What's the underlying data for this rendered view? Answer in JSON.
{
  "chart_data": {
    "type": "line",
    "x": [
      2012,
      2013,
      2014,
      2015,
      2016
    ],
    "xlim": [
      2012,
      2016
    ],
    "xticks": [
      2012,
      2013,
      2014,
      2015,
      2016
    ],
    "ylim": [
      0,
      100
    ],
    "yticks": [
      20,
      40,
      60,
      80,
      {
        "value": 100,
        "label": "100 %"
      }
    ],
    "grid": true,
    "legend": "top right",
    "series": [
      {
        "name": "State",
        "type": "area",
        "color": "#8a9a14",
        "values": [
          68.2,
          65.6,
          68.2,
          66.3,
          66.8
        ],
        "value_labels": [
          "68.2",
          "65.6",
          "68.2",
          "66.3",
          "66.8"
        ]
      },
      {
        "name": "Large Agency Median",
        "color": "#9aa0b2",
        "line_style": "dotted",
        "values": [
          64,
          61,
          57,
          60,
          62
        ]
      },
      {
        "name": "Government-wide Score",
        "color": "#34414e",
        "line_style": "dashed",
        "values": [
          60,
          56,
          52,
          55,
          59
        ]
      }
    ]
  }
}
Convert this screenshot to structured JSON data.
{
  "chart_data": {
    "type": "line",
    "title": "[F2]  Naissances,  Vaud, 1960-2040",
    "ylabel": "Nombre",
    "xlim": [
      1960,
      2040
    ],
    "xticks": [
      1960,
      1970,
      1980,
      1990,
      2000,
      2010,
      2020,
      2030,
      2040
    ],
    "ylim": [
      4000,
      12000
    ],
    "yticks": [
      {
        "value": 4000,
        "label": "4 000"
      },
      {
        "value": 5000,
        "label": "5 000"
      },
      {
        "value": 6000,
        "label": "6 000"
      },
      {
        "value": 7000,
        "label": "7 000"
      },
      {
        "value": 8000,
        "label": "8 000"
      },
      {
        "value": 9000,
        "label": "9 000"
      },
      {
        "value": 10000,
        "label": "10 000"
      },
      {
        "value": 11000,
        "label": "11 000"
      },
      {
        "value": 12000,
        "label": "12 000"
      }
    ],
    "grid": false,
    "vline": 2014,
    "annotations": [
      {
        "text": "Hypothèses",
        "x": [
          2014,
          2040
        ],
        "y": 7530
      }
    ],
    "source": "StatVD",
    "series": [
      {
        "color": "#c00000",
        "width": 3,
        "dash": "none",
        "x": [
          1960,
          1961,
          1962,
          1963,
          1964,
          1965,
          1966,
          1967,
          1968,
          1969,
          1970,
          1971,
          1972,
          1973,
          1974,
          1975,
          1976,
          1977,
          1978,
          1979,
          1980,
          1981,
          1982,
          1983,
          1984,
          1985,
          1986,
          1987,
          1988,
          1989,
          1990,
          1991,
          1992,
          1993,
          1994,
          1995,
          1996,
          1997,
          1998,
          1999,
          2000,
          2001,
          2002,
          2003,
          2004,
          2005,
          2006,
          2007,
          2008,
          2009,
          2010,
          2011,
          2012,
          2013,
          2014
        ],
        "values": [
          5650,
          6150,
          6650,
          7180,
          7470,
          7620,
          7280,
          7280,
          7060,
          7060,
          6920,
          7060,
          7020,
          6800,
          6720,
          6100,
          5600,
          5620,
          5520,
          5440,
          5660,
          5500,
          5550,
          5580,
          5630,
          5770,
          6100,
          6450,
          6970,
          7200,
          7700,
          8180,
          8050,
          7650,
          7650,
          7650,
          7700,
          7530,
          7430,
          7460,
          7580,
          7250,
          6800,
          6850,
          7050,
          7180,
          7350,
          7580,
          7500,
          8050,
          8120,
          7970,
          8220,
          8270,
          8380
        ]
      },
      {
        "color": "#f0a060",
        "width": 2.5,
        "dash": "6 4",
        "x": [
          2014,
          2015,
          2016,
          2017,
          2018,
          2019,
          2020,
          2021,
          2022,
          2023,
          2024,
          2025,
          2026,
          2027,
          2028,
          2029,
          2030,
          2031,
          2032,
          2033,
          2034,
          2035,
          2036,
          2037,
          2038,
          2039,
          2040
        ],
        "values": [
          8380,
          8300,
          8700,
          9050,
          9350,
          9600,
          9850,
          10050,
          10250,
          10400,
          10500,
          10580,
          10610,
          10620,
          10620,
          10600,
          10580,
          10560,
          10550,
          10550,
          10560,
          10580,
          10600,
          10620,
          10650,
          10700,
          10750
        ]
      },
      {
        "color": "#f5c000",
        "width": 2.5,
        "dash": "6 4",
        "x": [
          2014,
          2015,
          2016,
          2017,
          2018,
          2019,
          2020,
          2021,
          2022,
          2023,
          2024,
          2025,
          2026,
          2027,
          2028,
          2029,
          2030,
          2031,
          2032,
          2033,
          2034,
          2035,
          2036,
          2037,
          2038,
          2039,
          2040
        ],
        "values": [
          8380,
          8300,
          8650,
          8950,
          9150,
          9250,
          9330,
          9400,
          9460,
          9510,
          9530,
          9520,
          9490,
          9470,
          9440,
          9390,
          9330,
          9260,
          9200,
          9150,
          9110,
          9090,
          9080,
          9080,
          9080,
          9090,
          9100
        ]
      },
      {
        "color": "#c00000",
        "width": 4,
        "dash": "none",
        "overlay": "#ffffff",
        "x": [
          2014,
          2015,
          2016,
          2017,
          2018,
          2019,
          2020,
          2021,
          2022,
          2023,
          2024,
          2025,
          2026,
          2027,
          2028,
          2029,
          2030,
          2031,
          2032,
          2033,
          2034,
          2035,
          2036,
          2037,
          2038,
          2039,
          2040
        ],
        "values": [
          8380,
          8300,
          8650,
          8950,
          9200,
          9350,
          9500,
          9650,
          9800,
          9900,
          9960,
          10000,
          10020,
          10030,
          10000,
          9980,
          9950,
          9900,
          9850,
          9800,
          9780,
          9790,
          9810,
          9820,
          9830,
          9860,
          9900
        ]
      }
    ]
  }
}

* * * * * * *

### What this task involves
Take the records above and return them exactly as written.

### Final result
What's the underlying data for this rendered view? Answer in JSON.
{
  "chart_data": {
    "type": "line",
    "x": [
      2012,
      2013,
      2014,
      2015,
      2016
    ],
    "xlim": [
      2012,
      2016
    ],
    "xticks": [
      2012,
      2013,
      2014,
      2015,
      2016
    ],
    "ylim": [
      0,
      100
    ],
    "yticks": [
      20,
      40,
      60,
      80,
      {
        "value": 100,
        "label": "100 %"
      }
    ],
    "grid": true,
    "legend": "top right",
    "series": [
      {
        "name": "State",
        "type": "area",
        "color": "#8a9a14",
        "values": [
          68.2,
          65.6,
          68.2,
          66.3,
          66.8
        ],
        "value_labels": [
          "68.2",
          "65.6",
          "68.2",
          "66.3",
          "66.8"
        ]
      },
      {
        "name": "Large Agency Median",
        "color": "#9aa0b2",
        "line_style": "dotted",
        "values": [
          64,
          61,
          57,
          60,
          62
        ]
      },
      {
        "name": "Government-wide Score",
        "color": "#34414e",
        "line_style": "dashed",
        "values": [
          60,
          56,
          52,
          55,
          59
        ]
      }
    ]
  }
}
Convert this screenshot to structured JSON data.
{
  "chart_data": {
    "type": "line",
    "title": "[F2]  Naissances,  Vaud, 1960-2040",
    "ylabel": "Nombre",
    "xlim": [
      1960,
      2040
    ],
    "xticks": [
      1960,
      1970,
      1980,
      1990,
      2000,
      2010,
      2020,
      2030,
      2040
    ],
    "ylim": [
      4000,
      12000
    ],
    "yticks": [
      {
        "value": 4000,
        "label": "4 000"
      },
      {
        "value": 5000,
        "label": "5 000"
      },
      {
        "value": 6000,
        "label": "6 000"
      },
      {
        "value": 7000,
        "label": "7 000"
      },
      {
        "value": 8000,
        "label": "8 000"
      },
      {
        "value": 9000,
        "label": "9 000"
      },
      {
        "value": 10000,
        "label": "10 000"
      },
      {
        "value": 11000,
        "label": "11 000"
      },
      {
        "value": 12000,
        "label": "12 000"
      }
    ],
    "grid": false,
    "vline": 2014,
    "annotations": [
      {
        "text": "Hypothèses",
        "x": [
          2014,
          2040
        ],
        "y": 7530
      }
    ],
    "source": "StatVD",
    "series": [
      {
        "color": "#c00000",
        "width": 3,
        "dash": "none",
        "x": [
          1960,
          1961,
          1962,
          1963,
          1964,
          1965,
          1966,
          1967,
          1968,
          1969,
          1970,
          1971,
          1972,
          1973,
          1974,
          1975,
          1976,
          1977,
          1978,
          1979,
          1980,
          1981,
          1982,
          1983,
          1984,
          1985,
          1986,
          1987,
          1988,
          1989,
          1990,
          1991,
          1992,
          1993,
          1994,
          1995,
          1996,
          1997,
          1998,
          1999,
          2000,
          2001,
          2002,
          2003,
          2004,
          2005,
          2006,
          2007,
          2008,
          2009,
          2010,
          2011,
          2012,
          2013,
          2014
        ],
        "values": [
          5650,
          6150,
          6650,
          7180,
          7470,
          7620,
          7280,
          7280,
          7060,
          7060,
          6920,
          7060,
          7020,
          6800,
          6720,
          6100,
          5600,
          5620,
          5520,
          5440,
          5660,
          5500,
          5550,
          5580,
          5630,
          5770,
          6100,
          6450,
          6970,
          7200,
          7700,
          8180,
          8050,
          7650,
          7650,
          7650,
          7700,
          7530,
          7430,
          7460,
          7580,
          7250,
          6800,
          6850,
          7050,
          7180,
          7350,
          7580,
          7500,
          8050,
          8120,
          7970,
          8220,
          8270,
          8380
        ]
      },
      {
        "color": "#f0a060",
        "width": 2.5,
        "dash": "6 4",
        "x": [
          2014,
          2015,
          2016,
          2017,
          2018,
          2019,
          2020,
          2021,
          2022,
          2023,
          2024,
          2025,
          2026,
          2027,
          2028,
          2029,
          2030,
          2031,
          2032,
          2033,
          2034,
          2035,
          2036,
          2037,
          2038,
          2039,
          2040
        ],
        "values": [
          8380,
          8300,
          8700,
          9050,
          9350,
          9600,
          9850,
          10050,
          10250,
          10400,
          10500,
          10580,
          10610,
          10620,
          10620,
          10600,
          10580,
          10560,
          10550,
          10550,
          10560,
          10580,
          10600,
          10620,
          10650,
          10700,
          10750
        ]
      },
      {
        "color": "#f5c000",
        "width": 2.5,
        "dash": "6 4",
        "x": [
          2014,
          2015,
          2016,
          2017,
          2018,
          2019,
          2020,
          2021,
          2022,
          2023,
          2024,
          2025,
          2026,
          2027,
          2028,
          2029,
          2030,
          2031,
          2032,
          2033,
          2034,
          2035,
          2036,
          2037,
          2038,
          2039,
          2040
        ],
        "values": [
          8380,
          8300,
          8650,
          8950,
          9150,
          9250,
          9330,
          9400,
          9460,
          9510,
          9530,
          9520,
          9490,
          9470,
          9440,
          9390,
          9330,
          9260,
          9200,
          9150,
          9110,
          9090,
          9080,
          9080,
          9080,
          9090,
          9100
        ]
      },
      {
        "color": "#c00000",
        "width": 4,
        "dash": "none",
        "overlay": "#ffffff",
        "x": [
          2014,
          2015,
          2016,
          2017,
          2018,
          2019,
          2020,
          2021,
          2022,
          2023,
          2024,
          2025,
          2026,
          2027,
          2028,
          2029,
          2030,
          2031,
          2032,
          2033,
          2034,
          2035,
          2036,
          2037,
          2038,
          2039,
          2040
        ],
        "values": [
          8380,
          8300,
          8650,
          8950,
          9200,
          9350,
          9500,
          9650,
          9800,
          9900,
          9960,
          10000,
          10020,
          10030,
          10000,
          9980,
          9950,
          9900,
          9850,
          9800,
          9780,
          9790,
          9810,
          9820,
          9830,
          9860,
          9900
        ]
      }
    ]
  }
}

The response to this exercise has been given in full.